Genus: Panthera (This is the group containing the four big cats who can roar- the tiger, the lion, the jaguar, and the leopard)
Species: Panthera pardus
African leopard. (Panthera panthera pardus). Sub-saharan Africa.
Indian leopard. (Panthera panthera fusca). India.
Javan Leopard. (Panthera panthera melas). Indonesian island of Java.
Arabian leopard. (Panthera panthera nimr). Arabian Peninsula (Southern Arabia, Yemen, and Oman).
Amur leopard. (Panthera panthera orientalis). Russian Far East, Korean Peninsula, and Northeast China. One of the most endangered creatures in the wild.
North Chinese leopard. (Panthera panthera japonensis). Northern China.
Persian leopard. (Panthera panthera saxicolor). Caucasus is where the Caucaus Mountain range is, one of the borders between Europe and Asia. Countries in the area include Georgia, Armenia, Azerbaijan, and southwest Russia. The Persian leopard also lives in Turkmenistan (Turkmenistan is bordered by Afghanistan, Iran, Uzbekistan, Kazakhstan, and the Caspian Sea.

■ **Material shown**:
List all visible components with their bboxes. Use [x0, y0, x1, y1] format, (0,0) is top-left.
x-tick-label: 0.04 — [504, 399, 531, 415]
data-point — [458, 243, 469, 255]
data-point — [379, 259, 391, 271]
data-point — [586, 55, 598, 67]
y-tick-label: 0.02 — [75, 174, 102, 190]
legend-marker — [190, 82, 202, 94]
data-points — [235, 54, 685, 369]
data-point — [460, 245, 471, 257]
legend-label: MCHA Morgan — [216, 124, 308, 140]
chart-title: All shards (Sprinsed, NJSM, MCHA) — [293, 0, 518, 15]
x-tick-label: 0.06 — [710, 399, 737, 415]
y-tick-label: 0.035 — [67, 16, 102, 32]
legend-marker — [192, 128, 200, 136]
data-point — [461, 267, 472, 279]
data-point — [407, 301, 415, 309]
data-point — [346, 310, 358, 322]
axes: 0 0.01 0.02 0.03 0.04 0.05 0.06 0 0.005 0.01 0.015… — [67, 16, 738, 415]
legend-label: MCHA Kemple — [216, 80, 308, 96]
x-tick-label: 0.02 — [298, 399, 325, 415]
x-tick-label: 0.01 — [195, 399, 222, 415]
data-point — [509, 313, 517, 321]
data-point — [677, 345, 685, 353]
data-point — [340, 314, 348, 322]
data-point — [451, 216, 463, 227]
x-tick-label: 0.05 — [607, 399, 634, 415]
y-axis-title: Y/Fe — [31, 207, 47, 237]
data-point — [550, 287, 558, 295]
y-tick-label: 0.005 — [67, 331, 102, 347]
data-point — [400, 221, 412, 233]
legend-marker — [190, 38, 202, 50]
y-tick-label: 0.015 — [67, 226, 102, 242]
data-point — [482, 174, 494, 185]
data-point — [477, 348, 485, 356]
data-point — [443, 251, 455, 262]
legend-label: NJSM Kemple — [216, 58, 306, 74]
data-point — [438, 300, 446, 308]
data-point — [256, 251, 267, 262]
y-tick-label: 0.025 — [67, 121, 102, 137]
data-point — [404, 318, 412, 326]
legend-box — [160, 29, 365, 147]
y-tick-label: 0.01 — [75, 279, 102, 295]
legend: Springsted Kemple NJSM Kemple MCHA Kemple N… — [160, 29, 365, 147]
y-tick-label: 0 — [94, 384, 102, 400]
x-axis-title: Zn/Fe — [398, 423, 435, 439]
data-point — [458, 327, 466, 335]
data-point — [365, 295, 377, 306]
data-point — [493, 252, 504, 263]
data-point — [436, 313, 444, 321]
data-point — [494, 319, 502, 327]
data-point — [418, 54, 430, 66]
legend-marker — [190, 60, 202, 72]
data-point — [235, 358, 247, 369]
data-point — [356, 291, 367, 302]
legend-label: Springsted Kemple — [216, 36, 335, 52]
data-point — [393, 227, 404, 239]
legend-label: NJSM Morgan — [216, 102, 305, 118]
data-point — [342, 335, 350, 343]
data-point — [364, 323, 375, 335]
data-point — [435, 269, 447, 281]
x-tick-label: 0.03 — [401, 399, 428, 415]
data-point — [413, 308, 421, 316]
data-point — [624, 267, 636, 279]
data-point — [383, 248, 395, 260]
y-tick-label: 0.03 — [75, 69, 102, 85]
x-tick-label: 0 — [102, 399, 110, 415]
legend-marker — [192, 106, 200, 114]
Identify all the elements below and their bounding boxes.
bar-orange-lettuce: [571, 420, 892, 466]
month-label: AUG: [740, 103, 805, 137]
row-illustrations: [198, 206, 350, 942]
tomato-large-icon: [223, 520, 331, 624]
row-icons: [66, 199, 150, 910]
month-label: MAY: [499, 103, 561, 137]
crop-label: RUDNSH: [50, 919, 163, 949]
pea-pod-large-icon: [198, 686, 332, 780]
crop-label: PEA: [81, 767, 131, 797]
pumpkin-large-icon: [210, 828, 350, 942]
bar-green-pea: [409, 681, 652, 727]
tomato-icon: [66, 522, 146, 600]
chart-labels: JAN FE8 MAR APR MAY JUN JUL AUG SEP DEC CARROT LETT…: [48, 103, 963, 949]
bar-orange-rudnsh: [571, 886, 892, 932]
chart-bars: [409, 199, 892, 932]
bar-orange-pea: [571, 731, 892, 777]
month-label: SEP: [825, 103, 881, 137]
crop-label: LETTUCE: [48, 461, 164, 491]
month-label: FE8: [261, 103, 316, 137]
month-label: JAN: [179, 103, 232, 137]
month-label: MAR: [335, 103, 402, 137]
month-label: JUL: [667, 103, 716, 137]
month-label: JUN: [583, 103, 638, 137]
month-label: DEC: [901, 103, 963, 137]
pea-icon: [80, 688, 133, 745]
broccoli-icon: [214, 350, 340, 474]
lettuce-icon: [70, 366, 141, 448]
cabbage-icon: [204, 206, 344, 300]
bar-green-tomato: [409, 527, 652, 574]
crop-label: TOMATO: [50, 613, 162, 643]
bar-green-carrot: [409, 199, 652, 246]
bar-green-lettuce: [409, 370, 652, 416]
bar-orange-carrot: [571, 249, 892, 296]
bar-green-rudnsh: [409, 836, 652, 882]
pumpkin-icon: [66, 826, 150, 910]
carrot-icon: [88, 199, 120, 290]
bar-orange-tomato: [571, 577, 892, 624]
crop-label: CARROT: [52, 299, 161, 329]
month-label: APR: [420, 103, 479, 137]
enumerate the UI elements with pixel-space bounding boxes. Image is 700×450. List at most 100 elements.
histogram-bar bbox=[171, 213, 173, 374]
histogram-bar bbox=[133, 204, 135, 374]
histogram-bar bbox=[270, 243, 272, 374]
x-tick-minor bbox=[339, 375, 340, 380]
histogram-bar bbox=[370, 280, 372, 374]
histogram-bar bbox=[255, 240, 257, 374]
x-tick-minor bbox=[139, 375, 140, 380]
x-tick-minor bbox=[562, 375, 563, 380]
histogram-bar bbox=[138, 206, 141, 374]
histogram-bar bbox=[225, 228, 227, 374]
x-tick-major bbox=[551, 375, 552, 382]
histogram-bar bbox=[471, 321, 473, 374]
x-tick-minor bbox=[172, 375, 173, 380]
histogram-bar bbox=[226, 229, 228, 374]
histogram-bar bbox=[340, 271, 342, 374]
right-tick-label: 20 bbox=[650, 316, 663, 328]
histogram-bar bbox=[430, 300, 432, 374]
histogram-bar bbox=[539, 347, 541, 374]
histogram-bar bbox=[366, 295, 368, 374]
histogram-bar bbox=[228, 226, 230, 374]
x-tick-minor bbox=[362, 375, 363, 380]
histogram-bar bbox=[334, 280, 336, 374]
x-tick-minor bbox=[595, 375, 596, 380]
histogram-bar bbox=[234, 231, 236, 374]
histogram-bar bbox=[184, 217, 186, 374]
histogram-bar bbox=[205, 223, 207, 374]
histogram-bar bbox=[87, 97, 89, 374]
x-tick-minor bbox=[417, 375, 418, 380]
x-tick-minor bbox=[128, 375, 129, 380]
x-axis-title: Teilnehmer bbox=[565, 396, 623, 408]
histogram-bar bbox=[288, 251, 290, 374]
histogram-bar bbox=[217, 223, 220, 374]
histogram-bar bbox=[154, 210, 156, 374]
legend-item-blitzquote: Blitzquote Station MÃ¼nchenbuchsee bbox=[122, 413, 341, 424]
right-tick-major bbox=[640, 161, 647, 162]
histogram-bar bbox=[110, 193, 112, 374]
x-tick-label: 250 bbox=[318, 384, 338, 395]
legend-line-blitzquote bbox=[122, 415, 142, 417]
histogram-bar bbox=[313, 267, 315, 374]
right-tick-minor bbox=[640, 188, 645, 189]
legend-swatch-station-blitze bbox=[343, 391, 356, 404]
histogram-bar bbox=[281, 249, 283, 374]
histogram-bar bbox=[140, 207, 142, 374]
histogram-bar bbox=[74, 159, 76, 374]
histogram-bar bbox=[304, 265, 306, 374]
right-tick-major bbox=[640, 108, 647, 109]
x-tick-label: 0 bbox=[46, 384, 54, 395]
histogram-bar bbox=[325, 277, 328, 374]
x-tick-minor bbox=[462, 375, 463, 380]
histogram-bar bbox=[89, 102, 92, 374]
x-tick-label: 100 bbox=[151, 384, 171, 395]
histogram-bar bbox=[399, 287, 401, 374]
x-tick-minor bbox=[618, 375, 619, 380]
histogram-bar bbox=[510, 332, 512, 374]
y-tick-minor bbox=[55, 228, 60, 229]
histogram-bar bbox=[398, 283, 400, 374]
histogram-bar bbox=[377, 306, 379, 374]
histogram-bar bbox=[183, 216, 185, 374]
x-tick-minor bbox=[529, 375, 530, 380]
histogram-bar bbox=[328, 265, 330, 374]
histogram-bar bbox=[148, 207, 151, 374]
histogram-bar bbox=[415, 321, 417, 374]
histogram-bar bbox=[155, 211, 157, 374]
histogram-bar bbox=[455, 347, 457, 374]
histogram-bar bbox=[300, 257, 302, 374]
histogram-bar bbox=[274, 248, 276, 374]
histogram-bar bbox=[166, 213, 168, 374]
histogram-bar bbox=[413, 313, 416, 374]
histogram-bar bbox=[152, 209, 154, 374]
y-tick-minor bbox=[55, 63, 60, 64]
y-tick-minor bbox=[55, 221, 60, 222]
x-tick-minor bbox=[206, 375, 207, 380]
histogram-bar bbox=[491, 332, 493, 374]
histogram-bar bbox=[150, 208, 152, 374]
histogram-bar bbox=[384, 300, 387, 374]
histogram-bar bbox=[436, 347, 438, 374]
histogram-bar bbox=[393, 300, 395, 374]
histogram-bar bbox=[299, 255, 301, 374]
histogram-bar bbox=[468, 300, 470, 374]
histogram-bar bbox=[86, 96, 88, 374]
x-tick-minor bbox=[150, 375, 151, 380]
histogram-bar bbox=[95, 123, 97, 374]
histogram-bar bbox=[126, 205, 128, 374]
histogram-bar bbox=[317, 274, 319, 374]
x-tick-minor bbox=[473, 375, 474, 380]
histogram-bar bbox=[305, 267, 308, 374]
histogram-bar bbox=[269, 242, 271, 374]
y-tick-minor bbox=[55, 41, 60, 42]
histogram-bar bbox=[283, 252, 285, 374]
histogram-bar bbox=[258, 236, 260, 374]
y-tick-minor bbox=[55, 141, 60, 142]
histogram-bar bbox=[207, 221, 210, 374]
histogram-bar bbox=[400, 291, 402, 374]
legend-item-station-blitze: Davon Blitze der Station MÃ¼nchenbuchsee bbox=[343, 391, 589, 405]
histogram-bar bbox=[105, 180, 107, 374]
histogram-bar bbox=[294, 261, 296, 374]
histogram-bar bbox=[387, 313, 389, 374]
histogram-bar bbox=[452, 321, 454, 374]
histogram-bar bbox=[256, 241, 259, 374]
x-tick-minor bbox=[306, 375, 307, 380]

■ **Work instruction**: Summarize the text on leopards in two sentences.

■ **Written answer**: The leopard, Panthera pardus, belongs to the genus Panthera, the group of four big cats that can roar: the tiger, the lion, the jaguar, and the leopard. Its listed subspecies live in sub-Saharan Africa, India, Java, the Arabian Peninsula, the Russian Far East and neighboring areas, northern China, the Caucasus, and Turkmenistan, and the Amur leopard is described as one of the most endangered creatures in the wild.